▶ **Objective**
Write each record again exactly as it stands.

▶ **Working data**
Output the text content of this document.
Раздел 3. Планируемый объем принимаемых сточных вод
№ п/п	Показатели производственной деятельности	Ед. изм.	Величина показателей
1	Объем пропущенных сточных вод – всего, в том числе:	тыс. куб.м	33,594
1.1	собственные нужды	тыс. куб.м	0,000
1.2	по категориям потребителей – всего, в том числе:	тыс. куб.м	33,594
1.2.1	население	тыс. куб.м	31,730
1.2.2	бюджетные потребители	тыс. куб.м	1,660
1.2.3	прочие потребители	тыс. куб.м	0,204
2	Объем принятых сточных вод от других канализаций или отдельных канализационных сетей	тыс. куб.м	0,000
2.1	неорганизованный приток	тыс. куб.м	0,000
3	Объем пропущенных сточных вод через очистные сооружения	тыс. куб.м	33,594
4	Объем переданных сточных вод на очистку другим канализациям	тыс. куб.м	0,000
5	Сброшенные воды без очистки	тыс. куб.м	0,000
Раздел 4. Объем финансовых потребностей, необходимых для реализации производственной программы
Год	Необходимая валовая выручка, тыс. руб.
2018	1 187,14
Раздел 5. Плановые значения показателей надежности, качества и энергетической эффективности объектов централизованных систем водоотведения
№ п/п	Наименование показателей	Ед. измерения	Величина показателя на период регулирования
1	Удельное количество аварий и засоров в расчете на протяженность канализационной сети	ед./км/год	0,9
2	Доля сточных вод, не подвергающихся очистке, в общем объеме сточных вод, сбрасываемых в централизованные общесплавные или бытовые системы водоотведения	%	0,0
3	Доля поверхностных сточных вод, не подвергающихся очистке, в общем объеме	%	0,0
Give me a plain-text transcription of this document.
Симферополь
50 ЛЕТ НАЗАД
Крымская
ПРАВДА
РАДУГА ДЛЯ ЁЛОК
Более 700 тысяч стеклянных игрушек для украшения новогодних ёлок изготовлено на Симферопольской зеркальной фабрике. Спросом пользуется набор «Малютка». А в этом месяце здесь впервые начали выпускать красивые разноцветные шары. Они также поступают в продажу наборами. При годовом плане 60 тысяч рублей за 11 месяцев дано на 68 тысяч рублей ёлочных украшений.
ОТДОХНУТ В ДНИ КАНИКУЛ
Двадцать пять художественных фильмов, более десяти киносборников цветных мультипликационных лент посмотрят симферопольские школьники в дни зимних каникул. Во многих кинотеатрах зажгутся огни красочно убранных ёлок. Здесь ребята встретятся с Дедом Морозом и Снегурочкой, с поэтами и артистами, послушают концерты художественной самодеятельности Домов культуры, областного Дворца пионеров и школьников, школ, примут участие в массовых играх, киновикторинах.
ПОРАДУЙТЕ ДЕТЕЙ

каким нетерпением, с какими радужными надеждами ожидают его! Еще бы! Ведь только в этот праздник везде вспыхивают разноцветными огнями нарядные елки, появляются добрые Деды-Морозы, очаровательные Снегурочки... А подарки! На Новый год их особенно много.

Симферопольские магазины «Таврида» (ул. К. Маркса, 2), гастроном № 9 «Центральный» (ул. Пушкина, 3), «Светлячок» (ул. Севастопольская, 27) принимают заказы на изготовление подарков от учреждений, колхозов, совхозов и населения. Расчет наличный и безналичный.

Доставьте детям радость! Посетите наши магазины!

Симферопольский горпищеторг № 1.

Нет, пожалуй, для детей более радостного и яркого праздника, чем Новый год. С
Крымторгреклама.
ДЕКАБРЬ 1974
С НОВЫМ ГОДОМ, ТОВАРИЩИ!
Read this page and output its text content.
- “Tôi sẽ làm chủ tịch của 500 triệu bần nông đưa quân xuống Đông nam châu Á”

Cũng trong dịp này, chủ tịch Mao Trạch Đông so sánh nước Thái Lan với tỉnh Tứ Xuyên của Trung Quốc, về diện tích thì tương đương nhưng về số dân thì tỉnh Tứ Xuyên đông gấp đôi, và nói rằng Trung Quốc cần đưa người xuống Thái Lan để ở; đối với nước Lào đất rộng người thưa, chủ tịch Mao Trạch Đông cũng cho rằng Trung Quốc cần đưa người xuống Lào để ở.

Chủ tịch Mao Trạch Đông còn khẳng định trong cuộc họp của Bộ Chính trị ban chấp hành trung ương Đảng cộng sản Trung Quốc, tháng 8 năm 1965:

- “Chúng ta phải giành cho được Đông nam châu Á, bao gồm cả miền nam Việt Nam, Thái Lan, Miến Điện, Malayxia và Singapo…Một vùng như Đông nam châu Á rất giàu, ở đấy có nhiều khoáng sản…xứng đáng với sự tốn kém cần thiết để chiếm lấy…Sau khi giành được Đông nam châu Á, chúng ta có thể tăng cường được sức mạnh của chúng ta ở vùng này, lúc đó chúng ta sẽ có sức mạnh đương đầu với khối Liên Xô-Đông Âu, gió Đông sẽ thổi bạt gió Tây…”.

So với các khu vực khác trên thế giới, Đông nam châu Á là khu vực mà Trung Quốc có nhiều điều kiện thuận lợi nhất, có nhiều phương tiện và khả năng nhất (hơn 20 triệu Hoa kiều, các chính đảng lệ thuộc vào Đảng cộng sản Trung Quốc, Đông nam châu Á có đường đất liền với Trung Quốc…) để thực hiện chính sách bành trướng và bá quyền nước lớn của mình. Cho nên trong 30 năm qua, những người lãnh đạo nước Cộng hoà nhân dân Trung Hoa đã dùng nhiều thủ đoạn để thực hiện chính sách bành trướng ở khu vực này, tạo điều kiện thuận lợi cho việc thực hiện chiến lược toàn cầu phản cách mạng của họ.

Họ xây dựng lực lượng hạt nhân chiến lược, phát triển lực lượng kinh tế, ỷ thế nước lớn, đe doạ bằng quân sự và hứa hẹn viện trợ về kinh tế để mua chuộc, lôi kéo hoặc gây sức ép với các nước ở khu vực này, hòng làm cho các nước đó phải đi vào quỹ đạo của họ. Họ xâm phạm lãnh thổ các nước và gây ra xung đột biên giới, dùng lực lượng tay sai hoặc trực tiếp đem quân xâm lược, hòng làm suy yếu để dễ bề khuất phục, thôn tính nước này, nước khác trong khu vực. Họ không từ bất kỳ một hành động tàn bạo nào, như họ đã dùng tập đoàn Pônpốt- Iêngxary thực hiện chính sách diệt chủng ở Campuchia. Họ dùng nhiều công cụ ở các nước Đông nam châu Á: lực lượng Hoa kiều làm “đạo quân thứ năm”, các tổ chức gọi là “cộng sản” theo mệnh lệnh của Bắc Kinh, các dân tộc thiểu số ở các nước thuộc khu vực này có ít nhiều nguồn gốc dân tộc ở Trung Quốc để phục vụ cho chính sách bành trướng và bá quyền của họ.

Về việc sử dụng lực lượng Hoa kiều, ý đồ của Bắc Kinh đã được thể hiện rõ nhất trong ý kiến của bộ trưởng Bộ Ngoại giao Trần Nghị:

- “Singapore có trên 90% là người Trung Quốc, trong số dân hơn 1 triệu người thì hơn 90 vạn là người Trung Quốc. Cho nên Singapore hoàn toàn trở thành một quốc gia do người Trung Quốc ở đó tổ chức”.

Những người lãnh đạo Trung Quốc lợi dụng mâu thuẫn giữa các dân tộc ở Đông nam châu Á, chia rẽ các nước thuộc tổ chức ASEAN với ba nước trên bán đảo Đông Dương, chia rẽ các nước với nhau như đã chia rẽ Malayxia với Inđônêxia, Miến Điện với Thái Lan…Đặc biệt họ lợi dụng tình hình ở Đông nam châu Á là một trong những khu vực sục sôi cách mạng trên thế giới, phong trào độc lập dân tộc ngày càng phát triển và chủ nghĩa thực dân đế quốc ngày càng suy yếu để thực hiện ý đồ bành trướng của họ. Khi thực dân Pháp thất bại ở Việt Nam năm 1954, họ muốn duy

▶ **Output of the exercise**
Output the text content of this document.
Раздел 3. Планируемый объем принимаемых сточных вод
№ п/п	Показатели производственной деятельности	Ед. изм.	Величина показателей
1	Объем пропущенных сточных вод – всего, в том числе:	тыс. куб.м	33,594
1.1	собственные нужды	тыс. куб.м	0,000
1.2	по категориям потребителей – всего, в том числе:	тыс. куб.м	33,594
1.2.1	население	тыс. куб.м	31,730
1.2.2	бюджетные потребители	тыс. куб.м	1,660
1.2.3	прочие потребители	тыс. куб.м	0,204
2	Объем принятых сточных вод от других канализаций или отдельных канализационных сетей	тыс. куб.м	0,000
2.1	неорганизованный приток	тыс. куб.м	0,000
3	Объем пропущенных сточных вод через очистные сооружения	тыс. куб.м	33,594
4	Объем переданных сточных вод на очистку другим канализациям	тыс. куб.м	0,000
5	Сброшенные воды без очистки	тыс. куб.м	0,000
Раздел 4. Объем финансовых потребностей, необходимых для реализации производственной программы
Год	Необходимая валовая выручка, тыс. руб.
2018	1 187,14
Раздел 5. Плановые значения показателей надежности, качества и энергетической эффективности объектов централизованных систем водоотведения
№ п/п	Наименование показателей	Ед. измерения	Величина показателя на период регулирования
1	Удельное количество аварий и засоров в расчете на протяженность канализационной сети	ед./км/год	0,9
2	Доля сточных вод, не подвергающихся очистке, в общем объеме сточных вод, сбрасываемых в централизованные общесплавные или бытовые системы водоотведения	%	0,0
3	Доля поверхностных сточных вод, не подвергающихся очистке, в общем объеме	%	0,0
Give me a plain-text transcription of this document.
Симферополь
50 ЛЕТ НАЗАД
Крымская
ПРАВДА
РАДУГА ДЛЯ ЁЛОК
Более 700 тысяч стеклянных игрушек для украшения новогодних ёлок изготовлено на Симферопольской зеркальной фабрике. Спросом пользуется набор «Малютка». А в этом месяце здесь впервые начали выпускать красивые разноцветные шары. Они также поступают в продажу наборами. При годовом плане 60 тысяч рублей за 11 месяцев дано на 68 тысяч рублей ёлочных украшений.
ОТДОХНУТ В ДНИ КАНИКУЛ
Двадцать пять художественных фильмов, более десяти киносборников цветных мультипликационных лент посмотрят симферопольские школьники в дни зимних каникул. Во многих кинотеатрах зажгутся огни красочно убранных ёлок. Здесь ребята встретятся с Дедом Морозом и Снегурочкой, с поэтами и артистами, послушают концерты художественной самодеятельности Домов культуры, областного Дворца пионеров и школьников, школ, примут участие в массовых играх, киновикторинах.
ПОРАДУЙТЕ ДЕТЕЙ

каким нетерпением, с какими радужными надеждами ожидают его! Еще бы! Ведь только в этот праздник везде вспыхивают разноцветными огнями нарядные елки, появляются добрые Деды-Морозы, очаровательные Снегурочки... А подарки! На Новый год их особенно много.

Симферопольские магазины «Таврида» (ул. К. Маркса, 2), гастроном № 9 «Центральный» (ул. Пушкина, 3), «Светлячок» (ул. Севастопольская, 27) принимают заказы на изготовление подарков от учреждений, колхозов, совхозов и населения. Расчет наличный и безналичный.

Доставьте детям радость! Посетите наши магазины!

Симферопольский горпищеторг № 1.

Нет, пожалуй, для детей более радостного и яркого праздника, чем Новый год. С
Крымторгреклама.
ДЕКАБРЬ 1974
С НОВЫМ ГОДОМ, ТОВАРИЩИ!
Read this page and output its text content.
- “Tôi sẽ làm chủ tịch của 500 triệu bần nông đưa quân xuống Đông nam châu Á”

Cũng trong dịp này, chủ tịch Mao Trạch Đông so sánh nước Thái Lan với tỉnh Tứ Xuyên của Trung Quốc, về diện tích thì tương đương nhưng về số dân thì tỉnh Tứ Xuyên đông gấp đôi, và nói rằng Trung Quốc cần đưa người xuống Thái Lan để ở; đối với nước Lào đất rộng người thưa, chủ tịch Mao Trạch Đông cũng cho rằng Trung Quốc cần đưa người xuống Lào để ở.

Chủ tịch Mao Trạch Đông còn khẳng định trong cuộc họp của Bộ Chính trị ban chấp hành trung ương Đảng cộng sản Trung Quốc, tháng 8 năm 1965:

- “Chúng ta phải giành cho được Đông nam châu Á, bao gồm cả miền nam Việt Nam, Thái Lan, Miến Điện, Malayxia và Singapo…Một vùng như Đông nam châu Á rất giàu, ở đấy có nhiều khoáng sản…xứng đáng với sự tốn kém cần thiết để chiếm lấy…Sau khi giành được Đông nam châu Á, chúng ta có thể tăng cường được sức mạnh của chúng ta ở vùng này, lúc đó chúng ta sẽ có sức mạnh đương đầu với khối Liên Xô-Đông Âu, gió Đông sẽ thổi bạt gió Tây…”.

So với các khu vực khác trên thế giới, Đông nam châu Á là khu vực mà Trung Quốc có nhiều điều kiện thuận lợi nhất, có nhiều phương tiện và khả năng nhất (hơn 20 triệu Hoa kiều, các chính đảng lệ thuộc vào Đảng cộng sản Trung Quốc, Đông nam châu Á có đường đất liền với Trung Quốc…) để thực hiện chính sách bành trướng và bá quyền nước lớn của mình. Cho nên trong 30 năm qua, những người lãnh đạo nước Cộng hoà nhân dân Trung Hoa đã dùng nhiều thủ đoạn để thực hiện chính sách bành trướng ở khu vực này, tạo điều kiện thuận lợi cho việc thực hiện chiến lược toàn cầu phản cách mạng của họ.

Họ xây dựng lực lượng hạt nhân chiến lược, phát triển lực lượng kinh tế, ỷ thế nước lớn, đe doạ bằng quân sự và hứa hẹn viện trợ về kinh tế để mua chuộc, lôi kéo hoặc gây sức ép với các nước ở khu vực này, hòng làm cho các nước đó phải đi vào quỹ đạo của họ. Họ xâm phạm lãnh thổ các nước và gây ra xung đột biên giới, dùng lực lượng tay sai hoặc trực tiếp đem quân xâm lược, hòng làm suy yếu để dễ bề khuất phục, thôn tính nước này, nước khác trong khu vực. Họ không từ bất kỳ một hành động tàn bạo nào, như họ đã dùng tập đoàn Pônpốt- Iêngxary thực hiện chính sách diệt chủng ở Campuchia. Họ dùng nhiều công cụ ở các nước Đông nam châu Á: lực lượng Hoa kiều làm “đạo quân thứ năm”, các tổ chức gọi là “cộng sản” theo mệnh lệnh của Bắc Kinh, các dân tộc thiểu số ở các nước thuộc khu vực này có ít nhiều nguồn gốc dân tộc ở Trung Quốc để phục vụ cho chính sách bành trướng và bá quyền của họ.

Về việc sử dụng lực lượng Hoa kiều, ý đồ của Bắc Kinh đã được thể hiện rõ nhất trong ý kiến của bộ trưởng Bộ Ngoại giao Trần Nghị:

- “Singapore có trên 90% là người Trung Quốc, trong số dân hơn 1 triệu người thì hơn 90 vạn là người Trung Quốc. Cho nên Singapore hoàn toàn trở thành một quốc gia do người Trung Quốc ở đó tổ chức”.

Những người lãnh đạo Trung Quốc lợi dụng mâu thuẫn giữa các dân tộc ở Đông nam châu Á, chia rẽ các nước thuộc tổ chức ASEAN với ba nước trên bán đảo Đông Dương, chia rẽ các nước với nhau như đã chia rẽ Malayxia với Inđônêxia, Miến Điện với Thái Lan…Đặc biệt họ lợi dụng tình hình ở Đông nam châu Á là một trong những khu vực sục sôi cách mạng trên thế giới, phong trào độc lập dân tộc ngày càng phát triển và chủ nghĩa thực dân đế quốc ngày càng suy yếu để thực hiện ý đồ bành trướng của họ. Khi thực dân Pháp thất bại ở Việt Nam năm 1954, họ muốn duy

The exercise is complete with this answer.